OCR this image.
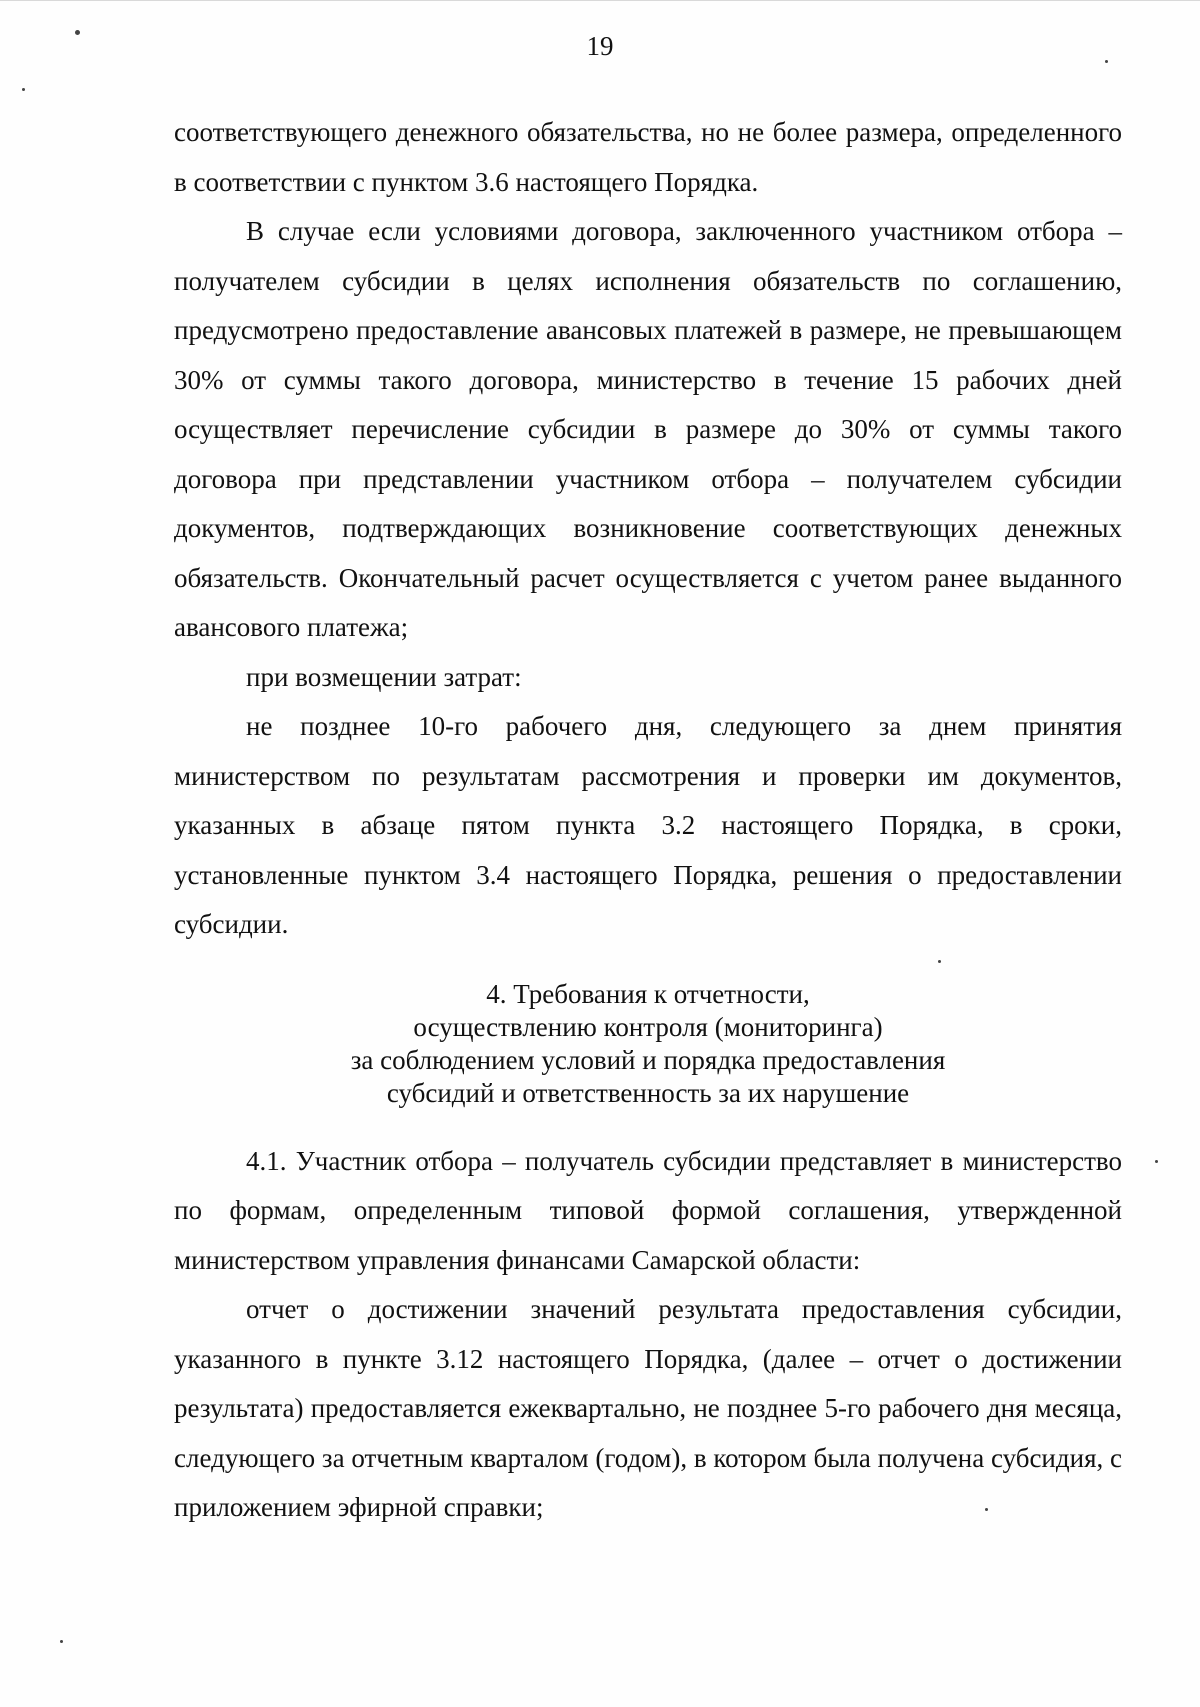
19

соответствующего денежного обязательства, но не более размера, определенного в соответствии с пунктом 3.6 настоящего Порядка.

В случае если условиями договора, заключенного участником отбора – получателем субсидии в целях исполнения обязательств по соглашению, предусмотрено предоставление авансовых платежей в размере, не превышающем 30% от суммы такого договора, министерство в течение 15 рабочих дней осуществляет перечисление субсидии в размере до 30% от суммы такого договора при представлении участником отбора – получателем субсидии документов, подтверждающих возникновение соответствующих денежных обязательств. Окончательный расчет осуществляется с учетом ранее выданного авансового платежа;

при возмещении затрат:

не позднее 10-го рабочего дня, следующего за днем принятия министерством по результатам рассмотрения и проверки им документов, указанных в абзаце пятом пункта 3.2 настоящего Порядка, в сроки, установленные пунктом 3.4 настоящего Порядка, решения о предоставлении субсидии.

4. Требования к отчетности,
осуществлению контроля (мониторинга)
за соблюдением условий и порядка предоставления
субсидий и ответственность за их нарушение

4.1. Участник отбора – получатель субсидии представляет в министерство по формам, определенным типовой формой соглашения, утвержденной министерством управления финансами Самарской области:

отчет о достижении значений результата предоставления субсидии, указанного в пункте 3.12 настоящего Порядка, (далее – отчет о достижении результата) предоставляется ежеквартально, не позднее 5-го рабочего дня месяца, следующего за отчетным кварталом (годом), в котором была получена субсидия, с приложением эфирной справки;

Stated problem: Scan the lines above for "пунктом", then copy every one that has it.

The reply:
соответствующего денежного обязательства, но не более размера, определенного в соответствии с пунктом 3.6 настоящего Порядка.
не позднее 10-го рабочего дня, следующего за днем принятия министерством по результатам рассмотрения и проверки им документов, указанных в абзаце пятом пункта 3.2 настоящего Порядка, в сроки, установленные пунктом 3.4 настоящего Порядка, решения о предоставлении субсидии.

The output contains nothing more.